(Data records)
★ ★ ★ ★ ★

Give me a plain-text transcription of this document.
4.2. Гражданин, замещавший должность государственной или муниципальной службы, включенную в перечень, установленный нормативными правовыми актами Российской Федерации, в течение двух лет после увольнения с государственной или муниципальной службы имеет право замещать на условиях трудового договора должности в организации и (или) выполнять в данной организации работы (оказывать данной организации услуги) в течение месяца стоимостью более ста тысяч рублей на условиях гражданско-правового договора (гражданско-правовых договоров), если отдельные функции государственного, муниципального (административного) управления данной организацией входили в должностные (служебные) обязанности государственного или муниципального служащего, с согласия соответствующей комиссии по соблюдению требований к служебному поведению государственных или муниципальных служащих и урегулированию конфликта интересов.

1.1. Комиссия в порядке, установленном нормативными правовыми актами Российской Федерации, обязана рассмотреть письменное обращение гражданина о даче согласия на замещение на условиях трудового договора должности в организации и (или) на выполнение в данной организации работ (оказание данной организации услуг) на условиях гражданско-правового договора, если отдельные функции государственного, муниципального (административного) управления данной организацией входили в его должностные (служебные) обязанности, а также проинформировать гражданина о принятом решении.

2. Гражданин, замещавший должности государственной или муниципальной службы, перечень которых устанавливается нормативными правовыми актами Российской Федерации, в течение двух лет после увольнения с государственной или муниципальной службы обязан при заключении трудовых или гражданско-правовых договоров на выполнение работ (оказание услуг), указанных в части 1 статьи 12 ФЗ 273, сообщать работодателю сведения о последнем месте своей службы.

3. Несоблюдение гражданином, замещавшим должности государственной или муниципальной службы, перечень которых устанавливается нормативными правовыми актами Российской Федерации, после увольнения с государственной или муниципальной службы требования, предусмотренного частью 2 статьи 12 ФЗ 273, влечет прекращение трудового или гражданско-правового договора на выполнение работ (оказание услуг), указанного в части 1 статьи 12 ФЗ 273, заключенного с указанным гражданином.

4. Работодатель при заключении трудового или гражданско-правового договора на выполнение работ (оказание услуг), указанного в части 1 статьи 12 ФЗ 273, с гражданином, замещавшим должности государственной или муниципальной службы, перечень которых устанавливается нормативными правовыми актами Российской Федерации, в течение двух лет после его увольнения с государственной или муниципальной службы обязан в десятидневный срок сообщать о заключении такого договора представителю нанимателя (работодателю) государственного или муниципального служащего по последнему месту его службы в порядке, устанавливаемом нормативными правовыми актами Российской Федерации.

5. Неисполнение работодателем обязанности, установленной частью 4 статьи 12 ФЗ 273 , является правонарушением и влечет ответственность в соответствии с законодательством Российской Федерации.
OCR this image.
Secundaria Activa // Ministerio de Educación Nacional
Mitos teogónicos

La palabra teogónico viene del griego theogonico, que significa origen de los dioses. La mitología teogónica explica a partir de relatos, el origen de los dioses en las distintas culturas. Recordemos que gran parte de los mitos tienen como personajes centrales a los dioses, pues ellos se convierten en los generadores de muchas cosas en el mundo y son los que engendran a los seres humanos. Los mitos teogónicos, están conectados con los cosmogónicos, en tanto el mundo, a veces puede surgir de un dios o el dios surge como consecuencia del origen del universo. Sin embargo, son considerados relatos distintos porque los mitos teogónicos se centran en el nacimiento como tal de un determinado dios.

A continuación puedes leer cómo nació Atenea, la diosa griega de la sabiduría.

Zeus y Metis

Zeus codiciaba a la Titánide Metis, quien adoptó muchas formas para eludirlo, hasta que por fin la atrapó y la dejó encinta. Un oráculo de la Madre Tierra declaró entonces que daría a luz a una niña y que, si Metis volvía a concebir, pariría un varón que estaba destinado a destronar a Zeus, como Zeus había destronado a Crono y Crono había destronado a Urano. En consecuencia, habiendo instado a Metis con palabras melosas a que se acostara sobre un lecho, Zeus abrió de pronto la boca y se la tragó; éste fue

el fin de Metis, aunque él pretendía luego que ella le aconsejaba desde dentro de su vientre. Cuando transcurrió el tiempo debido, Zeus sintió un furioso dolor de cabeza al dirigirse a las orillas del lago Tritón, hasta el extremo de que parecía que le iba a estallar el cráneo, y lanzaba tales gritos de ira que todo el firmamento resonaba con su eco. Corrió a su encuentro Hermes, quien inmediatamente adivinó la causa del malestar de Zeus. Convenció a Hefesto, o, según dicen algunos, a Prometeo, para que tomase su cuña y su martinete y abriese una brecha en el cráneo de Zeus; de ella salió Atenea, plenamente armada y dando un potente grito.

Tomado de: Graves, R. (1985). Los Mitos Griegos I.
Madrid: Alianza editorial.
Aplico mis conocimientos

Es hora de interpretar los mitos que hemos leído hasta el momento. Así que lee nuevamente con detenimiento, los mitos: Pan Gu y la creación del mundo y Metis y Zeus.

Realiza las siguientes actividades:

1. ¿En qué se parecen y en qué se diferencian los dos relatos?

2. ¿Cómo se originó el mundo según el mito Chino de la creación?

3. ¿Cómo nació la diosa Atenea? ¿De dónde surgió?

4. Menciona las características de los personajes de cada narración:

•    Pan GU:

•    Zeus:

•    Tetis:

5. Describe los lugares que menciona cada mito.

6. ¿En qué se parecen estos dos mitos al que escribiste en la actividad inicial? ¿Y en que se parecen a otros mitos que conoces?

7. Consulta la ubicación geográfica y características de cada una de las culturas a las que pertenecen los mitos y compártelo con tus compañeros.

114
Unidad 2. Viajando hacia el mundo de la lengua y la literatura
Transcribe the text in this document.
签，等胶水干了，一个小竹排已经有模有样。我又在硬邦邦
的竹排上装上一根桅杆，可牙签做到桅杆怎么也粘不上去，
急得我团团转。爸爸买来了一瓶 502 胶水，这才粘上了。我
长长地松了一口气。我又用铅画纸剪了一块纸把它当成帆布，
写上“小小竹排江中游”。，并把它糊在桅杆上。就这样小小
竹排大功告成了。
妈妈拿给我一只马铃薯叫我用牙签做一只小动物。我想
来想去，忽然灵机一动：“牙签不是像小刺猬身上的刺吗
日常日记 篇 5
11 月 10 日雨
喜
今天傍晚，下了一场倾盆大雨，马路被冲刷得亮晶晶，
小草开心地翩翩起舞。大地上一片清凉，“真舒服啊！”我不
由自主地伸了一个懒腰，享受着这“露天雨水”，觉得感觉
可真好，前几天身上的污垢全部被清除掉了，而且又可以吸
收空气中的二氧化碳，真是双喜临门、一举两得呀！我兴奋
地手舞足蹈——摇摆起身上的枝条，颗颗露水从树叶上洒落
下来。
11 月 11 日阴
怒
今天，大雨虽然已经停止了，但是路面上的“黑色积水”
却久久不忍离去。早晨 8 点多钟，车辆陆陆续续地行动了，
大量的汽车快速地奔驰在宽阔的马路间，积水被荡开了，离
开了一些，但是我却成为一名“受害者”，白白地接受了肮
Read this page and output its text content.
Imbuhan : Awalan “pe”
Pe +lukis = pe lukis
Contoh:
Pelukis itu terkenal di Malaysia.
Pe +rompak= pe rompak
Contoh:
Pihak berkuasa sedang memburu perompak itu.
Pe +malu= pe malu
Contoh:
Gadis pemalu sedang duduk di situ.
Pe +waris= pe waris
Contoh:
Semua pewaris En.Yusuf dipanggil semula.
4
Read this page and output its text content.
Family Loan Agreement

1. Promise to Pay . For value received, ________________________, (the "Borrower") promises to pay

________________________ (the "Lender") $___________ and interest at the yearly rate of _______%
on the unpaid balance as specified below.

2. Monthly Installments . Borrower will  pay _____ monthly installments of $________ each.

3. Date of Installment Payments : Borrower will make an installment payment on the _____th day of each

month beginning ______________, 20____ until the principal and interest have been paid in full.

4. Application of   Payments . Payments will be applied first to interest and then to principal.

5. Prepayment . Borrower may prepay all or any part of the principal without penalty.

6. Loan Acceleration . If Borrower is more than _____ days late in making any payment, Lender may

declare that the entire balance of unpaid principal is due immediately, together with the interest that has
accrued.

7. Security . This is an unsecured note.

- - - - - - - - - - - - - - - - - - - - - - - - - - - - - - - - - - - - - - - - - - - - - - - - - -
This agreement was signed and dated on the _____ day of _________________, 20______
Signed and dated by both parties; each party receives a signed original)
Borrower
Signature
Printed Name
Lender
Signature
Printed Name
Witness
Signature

★ ★ ★ ★ ★

→ EXERCISE INSTRUCTIONS
Repeat exactly the lines from the one containing "Transcribe the text in this document." through the last line of the records above, both included, and nothing else.

→ FINISHED EXERCISE
Transcribe the text in this document.
签，等胶水干了，一个小竹排已经有模有样。我又在硬邦邦
的竹排上装上一根桅杆，可牙签做到桅杆怎么也粘不上去，
急得我团团转。爸爸买来了一瓶 502 胶水，这才粘上了。我
长长地松了一口气。我又用铅画纸剪了一块纸把它当成帆布，
写上“小小竹排江中游”。，并把它糊在桅杆上。就这样小小
竹排大功告成了。
妈妈拿给我一只马铃薯叫我用牙签做一只小动物。我想
来想去，忽然灵机一动：“牙签不是像小刺猬身上的刺吗
日常日记 篇 5
11 月 10 日雨
喜
今天傍晚，下了一场倾盆大雨，马路被冲刷得亮晶晶，
小草开心地翩翩起舞。大地上一片清凉，“真舒服啊！”我不
由自主地伸了一个懒腰，享受着这“露天雨水”，觉得感觉
可真好，前几天身上的污垢全部被清除掉了，而且又可以吸
收空气中的二氧化碳，真是双喜临门、一举两得呀！我兴奋
地手舞足蹈——摇摆起身上的枝条，颗颗露水从树叶上洒落
下来。
11 月 11 日阴
怒
今天，大雨虽然已经停止了，但是路面上的“黑色积水”
却久久不忍离去。早晨 8 点多钟，车辆陆陆续续地行动了，
大量的汽车快速地奔驰在宽阔的马路间，积水被荡开了，离
开了一些，但是我却成为一名“受害者”，白白地接受了肮
Read this page and output its text content.
Imbuhan : Awalan “pe”
Pe +lukis = pe lukis
Contoh:
Pelukis itu terkenal di Malaysia.
Pe +rompak= pe rompak
Contoh:
Pihak berkuasa sedang memburu perompak itu.
Pe +malu= pe malu
Contoh:
Gadis pemalu sedang duduk di situ.
Pe +waris= pe waris
Contoh:
Semua pewaris En.Yusuf dipanggil semula.
4
Read this page and output its text content.
Family Loan Agreement

1. Promise to Pay . For value received, ________________________, (the "Borrower") promises to pay

________________________ (the "Lender") $___________ and interest at the yearly rate of _______%
on the unpaid balance as specified below.

2. Monthly Installments . Borrower will  pay _____ monthly installments of $________ each.

3. Date of Installment Payments : Borrower will make an installment payment on the _____th day of each

month beginning ______________, 20____ until the principal and interest have been paid in full.

4. Application of   Payments . Payments will be applied first to interest and then to principal.

5. Prepayment . Borrower may prepay all or any part of the principal without penalty.

6. Loan Acceleration . If Borrower is more than _____ days late in making any payment, Lender may

declare that the entire balance of unpaid principal is due immediately, together with the interest that has
accrued.

7. Security . This is an unsecured note.

- - - - - - - - - - - - - - - - - - - - - - - - - - - - - - - - - - - - - - - - - - - - - - - - - -
This agreement was signed and dated on the _____ day of _________________, 20______
Signed and dated by both parties; each party receives a signed original)
Borrower
Signature
Printed Name
Lender
Signature
Printed Name
Witness
Signature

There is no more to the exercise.